> [TASK DIRECTIONS] Copy every line of the data that includes the string "БОМБОРА".
+++ DATA TO PROCESS +++
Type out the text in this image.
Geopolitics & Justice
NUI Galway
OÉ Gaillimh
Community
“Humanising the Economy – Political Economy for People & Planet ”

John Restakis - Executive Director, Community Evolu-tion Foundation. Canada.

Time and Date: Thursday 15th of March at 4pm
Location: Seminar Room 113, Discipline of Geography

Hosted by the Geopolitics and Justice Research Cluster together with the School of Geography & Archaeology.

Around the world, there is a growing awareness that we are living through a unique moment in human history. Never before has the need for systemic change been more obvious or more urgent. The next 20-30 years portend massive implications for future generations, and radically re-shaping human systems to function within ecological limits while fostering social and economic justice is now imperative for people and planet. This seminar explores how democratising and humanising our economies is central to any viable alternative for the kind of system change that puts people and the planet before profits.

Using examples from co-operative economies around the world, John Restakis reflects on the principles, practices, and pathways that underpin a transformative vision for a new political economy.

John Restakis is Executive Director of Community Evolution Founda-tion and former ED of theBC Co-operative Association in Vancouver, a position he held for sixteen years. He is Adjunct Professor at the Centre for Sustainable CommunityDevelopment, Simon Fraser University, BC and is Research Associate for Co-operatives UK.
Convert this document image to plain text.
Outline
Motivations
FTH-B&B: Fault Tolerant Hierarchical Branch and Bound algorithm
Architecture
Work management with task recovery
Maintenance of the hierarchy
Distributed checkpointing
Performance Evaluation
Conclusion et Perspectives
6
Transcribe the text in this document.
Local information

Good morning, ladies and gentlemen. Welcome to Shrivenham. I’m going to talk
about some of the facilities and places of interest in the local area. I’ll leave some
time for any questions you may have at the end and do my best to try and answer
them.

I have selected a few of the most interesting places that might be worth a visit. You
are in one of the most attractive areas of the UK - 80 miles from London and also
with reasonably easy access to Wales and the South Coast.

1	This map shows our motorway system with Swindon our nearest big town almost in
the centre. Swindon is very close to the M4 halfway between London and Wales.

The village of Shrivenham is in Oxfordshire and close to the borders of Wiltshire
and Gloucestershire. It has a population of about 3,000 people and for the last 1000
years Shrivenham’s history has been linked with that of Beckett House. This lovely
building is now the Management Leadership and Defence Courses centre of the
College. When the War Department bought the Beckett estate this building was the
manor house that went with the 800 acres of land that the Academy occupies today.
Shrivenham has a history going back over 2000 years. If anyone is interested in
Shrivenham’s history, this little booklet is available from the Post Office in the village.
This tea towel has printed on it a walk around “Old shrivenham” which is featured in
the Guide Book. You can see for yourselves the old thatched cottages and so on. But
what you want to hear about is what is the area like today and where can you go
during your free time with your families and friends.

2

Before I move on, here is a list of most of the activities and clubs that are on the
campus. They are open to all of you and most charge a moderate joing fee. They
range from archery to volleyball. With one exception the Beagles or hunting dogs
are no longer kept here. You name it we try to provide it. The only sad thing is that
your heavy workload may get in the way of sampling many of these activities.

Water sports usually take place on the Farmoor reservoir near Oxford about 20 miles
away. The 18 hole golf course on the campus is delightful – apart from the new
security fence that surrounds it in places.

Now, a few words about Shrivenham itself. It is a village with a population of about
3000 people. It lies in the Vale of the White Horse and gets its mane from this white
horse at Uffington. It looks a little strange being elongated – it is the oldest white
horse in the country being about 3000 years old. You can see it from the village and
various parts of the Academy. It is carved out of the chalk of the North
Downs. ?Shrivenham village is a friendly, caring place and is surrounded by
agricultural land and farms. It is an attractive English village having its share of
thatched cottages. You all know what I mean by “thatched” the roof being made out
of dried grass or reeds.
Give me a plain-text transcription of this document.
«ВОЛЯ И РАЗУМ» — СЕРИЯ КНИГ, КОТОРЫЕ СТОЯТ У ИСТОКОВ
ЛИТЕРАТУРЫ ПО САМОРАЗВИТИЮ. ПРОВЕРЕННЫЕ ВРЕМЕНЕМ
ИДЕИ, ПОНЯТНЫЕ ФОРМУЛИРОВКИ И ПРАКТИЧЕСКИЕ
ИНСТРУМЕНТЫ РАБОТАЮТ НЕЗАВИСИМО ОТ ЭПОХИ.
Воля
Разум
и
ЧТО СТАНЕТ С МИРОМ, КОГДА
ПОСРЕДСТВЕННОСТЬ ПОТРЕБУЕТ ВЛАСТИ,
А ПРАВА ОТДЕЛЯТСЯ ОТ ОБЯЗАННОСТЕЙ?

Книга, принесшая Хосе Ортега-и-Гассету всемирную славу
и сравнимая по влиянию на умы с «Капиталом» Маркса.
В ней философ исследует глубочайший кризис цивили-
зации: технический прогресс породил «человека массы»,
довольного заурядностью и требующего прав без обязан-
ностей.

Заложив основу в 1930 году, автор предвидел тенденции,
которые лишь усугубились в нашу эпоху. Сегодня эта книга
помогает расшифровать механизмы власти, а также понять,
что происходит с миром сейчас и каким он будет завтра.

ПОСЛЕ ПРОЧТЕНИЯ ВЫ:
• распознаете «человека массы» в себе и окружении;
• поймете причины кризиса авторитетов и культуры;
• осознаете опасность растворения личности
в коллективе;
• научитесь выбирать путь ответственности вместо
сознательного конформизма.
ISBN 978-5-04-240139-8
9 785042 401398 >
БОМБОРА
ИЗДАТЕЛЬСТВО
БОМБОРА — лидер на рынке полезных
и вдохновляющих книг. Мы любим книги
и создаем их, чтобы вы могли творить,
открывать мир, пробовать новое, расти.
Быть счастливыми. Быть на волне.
+++
> [THE RESULT]
БОМБОРА
БОМБОРА — лидер на рынке полезных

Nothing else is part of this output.